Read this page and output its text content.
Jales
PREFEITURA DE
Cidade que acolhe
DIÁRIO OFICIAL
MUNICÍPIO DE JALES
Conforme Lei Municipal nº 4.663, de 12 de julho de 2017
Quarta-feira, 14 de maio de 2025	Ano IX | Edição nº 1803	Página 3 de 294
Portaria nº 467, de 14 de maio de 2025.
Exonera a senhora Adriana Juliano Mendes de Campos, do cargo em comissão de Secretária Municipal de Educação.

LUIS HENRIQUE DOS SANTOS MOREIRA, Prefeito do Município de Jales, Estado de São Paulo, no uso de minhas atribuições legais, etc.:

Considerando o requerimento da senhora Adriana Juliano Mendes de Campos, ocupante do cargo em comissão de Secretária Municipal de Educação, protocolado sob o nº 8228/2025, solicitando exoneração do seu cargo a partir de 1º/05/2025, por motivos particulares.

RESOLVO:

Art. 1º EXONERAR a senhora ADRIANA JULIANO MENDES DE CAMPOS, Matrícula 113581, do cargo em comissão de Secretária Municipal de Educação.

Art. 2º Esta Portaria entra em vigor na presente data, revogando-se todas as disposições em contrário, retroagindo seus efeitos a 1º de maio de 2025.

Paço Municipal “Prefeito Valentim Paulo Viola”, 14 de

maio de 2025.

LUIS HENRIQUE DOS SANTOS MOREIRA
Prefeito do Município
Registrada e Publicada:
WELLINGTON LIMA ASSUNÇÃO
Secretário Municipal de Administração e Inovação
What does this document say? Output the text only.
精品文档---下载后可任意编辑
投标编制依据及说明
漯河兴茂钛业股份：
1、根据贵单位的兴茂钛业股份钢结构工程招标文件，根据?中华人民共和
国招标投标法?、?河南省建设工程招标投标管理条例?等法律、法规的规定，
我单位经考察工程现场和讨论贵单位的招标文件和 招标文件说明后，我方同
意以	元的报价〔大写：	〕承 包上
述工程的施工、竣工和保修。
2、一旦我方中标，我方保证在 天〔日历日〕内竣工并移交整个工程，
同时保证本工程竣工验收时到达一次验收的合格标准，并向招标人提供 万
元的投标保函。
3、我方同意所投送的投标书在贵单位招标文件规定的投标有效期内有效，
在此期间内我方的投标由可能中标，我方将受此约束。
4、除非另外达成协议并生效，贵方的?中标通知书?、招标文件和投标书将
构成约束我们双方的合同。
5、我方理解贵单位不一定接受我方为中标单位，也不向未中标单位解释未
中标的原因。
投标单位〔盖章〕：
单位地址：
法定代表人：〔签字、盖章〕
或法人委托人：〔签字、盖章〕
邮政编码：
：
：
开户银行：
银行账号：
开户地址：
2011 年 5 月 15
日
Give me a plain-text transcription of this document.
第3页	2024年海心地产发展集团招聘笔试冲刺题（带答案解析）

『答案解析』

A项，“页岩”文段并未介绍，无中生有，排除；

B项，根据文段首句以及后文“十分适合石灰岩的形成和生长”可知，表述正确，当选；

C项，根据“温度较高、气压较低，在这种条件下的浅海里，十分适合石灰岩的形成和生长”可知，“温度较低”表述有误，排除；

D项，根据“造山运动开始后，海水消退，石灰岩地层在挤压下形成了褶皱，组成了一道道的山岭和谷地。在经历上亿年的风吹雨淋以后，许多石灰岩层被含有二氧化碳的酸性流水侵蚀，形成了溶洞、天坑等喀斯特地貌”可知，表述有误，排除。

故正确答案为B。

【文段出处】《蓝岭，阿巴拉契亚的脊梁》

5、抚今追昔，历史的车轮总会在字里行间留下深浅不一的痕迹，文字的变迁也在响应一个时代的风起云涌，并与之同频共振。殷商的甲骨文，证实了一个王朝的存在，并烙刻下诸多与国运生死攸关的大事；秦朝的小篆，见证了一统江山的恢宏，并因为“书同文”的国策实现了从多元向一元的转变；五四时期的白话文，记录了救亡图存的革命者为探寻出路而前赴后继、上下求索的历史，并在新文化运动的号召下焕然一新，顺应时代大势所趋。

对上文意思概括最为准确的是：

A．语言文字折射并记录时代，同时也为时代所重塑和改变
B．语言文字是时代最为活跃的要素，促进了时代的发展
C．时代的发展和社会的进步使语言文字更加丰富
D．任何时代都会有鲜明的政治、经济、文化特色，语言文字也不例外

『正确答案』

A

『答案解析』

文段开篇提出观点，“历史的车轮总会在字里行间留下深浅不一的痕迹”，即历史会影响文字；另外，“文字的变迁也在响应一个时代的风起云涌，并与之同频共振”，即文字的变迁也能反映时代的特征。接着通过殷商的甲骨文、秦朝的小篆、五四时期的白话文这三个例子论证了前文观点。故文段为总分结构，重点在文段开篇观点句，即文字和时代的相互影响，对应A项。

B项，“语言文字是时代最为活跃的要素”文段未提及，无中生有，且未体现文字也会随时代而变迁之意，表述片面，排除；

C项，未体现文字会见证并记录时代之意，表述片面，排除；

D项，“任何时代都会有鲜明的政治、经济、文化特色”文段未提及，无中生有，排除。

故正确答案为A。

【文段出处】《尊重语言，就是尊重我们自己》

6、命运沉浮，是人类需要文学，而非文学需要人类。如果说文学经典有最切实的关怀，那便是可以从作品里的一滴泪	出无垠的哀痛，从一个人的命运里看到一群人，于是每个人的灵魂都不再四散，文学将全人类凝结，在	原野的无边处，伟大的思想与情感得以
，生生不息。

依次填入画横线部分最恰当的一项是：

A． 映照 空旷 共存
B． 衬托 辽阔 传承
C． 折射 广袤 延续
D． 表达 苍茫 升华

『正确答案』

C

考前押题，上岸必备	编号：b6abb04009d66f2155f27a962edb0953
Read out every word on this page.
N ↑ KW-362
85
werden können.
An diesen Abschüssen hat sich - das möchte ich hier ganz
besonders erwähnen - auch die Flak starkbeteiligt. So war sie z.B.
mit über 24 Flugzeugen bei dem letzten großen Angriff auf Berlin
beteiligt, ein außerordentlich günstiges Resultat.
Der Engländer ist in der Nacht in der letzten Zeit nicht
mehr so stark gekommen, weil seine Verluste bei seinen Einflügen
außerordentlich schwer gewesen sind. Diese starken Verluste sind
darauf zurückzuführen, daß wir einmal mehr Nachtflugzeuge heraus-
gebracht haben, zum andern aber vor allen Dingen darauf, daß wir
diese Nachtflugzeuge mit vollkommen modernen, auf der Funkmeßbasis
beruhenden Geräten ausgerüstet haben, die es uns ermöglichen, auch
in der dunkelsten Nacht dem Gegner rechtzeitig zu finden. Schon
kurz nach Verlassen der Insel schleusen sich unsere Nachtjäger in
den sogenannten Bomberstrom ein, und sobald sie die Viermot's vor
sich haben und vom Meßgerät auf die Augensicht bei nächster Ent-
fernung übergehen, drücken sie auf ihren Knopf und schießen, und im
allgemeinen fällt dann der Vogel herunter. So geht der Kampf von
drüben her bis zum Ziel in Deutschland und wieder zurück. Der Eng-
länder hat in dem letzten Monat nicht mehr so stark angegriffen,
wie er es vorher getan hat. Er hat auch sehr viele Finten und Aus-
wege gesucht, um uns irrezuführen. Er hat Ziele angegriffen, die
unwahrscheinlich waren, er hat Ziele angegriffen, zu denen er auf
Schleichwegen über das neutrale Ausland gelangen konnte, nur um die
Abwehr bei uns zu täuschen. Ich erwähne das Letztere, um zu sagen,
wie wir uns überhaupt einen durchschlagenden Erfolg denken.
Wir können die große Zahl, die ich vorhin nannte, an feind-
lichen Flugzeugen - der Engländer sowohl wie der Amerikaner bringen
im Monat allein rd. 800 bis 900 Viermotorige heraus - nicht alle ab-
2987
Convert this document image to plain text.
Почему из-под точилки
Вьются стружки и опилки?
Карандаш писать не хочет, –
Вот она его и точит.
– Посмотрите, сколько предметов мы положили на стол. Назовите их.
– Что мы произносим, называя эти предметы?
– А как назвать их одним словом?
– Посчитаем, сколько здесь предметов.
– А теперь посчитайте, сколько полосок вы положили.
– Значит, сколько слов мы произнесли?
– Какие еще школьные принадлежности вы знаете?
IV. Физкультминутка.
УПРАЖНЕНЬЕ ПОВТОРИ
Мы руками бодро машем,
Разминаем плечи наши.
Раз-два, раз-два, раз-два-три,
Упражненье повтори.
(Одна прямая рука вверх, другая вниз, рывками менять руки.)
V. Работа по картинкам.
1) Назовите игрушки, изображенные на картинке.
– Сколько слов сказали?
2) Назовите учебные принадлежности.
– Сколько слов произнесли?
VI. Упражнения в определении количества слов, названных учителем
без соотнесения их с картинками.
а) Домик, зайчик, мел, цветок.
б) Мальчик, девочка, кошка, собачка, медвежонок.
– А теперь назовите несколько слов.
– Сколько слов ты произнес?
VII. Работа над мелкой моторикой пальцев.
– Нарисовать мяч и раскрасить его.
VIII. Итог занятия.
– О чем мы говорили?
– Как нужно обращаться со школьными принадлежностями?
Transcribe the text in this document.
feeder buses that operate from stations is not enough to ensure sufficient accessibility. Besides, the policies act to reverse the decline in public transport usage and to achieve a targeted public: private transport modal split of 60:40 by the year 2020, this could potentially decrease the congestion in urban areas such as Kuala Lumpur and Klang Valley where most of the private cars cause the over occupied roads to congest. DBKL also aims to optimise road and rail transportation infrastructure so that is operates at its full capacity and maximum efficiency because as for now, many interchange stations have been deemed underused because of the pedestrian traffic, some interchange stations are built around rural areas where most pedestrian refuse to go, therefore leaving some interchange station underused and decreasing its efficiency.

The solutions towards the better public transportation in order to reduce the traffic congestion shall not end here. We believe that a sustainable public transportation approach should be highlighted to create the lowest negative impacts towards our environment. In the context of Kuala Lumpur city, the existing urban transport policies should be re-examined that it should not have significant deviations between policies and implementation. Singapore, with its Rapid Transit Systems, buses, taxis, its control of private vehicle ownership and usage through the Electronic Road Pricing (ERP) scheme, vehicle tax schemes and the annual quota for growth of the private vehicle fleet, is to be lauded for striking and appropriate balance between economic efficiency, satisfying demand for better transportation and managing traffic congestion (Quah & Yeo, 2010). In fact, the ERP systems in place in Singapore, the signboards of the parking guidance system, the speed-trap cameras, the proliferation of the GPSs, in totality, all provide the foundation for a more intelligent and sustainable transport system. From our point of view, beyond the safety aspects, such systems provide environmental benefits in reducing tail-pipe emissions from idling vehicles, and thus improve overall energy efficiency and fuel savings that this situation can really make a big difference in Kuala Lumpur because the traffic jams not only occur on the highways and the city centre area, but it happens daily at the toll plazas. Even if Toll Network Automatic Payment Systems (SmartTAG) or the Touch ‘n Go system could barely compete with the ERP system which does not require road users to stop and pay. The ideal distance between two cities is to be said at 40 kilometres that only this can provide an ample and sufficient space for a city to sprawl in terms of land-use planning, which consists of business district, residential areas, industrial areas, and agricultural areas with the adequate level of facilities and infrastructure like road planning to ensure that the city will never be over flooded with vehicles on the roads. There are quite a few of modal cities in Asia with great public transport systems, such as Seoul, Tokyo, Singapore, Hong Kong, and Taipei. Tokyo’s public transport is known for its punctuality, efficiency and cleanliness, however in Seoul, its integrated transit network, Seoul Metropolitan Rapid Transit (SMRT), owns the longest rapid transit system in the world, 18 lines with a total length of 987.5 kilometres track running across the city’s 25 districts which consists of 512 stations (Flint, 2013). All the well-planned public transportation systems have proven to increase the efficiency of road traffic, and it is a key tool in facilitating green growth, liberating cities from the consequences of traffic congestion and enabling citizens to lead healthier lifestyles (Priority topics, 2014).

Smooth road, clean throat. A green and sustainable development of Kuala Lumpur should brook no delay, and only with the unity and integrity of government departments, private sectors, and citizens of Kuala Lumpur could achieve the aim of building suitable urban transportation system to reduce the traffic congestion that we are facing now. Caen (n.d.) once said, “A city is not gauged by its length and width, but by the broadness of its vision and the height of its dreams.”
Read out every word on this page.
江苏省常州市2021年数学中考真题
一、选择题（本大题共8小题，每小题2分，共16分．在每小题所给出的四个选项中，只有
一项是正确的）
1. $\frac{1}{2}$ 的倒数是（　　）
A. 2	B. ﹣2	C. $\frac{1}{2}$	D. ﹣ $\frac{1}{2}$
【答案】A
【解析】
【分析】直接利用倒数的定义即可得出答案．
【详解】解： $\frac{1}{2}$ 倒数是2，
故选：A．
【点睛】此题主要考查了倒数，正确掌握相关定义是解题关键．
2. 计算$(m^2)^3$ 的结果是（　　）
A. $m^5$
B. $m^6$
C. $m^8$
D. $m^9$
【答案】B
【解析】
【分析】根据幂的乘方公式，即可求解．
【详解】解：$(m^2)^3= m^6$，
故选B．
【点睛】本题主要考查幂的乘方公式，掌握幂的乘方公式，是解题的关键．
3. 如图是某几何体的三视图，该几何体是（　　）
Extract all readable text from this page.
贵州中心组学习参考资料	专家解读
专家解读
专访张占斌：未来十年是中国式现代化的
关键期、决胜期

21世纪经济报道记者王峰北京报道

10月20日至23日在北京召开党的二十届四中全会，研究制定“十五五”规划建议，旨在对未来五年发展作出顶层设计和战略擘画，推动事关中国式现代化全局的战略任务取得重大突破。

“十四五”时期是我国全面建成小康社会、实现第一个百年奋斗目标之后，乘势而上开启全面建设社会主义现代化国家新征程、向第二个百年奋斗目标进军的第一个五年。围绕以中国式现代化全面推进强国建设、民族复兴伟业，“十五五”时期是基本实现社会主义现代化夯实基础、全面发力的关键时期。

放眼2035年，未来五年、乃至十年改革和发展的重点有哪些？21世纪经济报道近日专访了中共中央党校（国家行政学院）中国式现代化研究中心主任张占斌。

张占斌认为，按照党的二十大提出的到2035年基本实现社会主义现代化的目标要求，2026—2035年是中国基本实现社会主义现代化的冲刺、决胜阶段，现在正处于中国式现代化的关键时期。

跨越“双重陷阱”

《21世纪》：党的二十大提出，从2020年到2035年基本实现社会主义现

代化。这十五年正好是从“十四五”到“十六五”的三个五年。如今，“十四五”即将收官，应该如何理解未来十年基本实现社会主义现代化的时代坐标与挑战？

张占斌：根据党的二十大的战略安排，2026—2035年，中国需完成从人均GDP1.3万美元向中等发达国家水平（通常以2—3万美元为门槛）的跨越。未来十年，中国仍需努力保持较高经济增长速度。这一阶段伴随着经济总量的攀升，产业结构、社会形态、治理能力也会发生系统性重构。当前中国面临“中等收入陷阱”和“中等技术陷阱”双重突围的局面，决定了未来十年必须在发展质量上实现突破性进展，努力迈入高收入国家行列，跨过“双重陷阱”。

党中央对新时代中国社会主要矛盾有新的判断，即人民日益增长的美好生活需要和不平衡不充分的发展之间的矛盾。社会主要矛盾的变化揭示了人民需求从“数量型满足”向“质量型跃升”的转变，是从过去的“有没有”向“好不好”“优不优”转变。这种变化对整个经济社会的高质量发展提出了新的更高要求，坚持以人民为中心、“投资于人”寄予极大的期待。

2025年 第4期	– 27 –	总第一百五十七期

__________________________________________________

Reproduce every line from the entries that holds the word "plain".

Give me a plain-text transcription of this document.
Convert this document image to plain text.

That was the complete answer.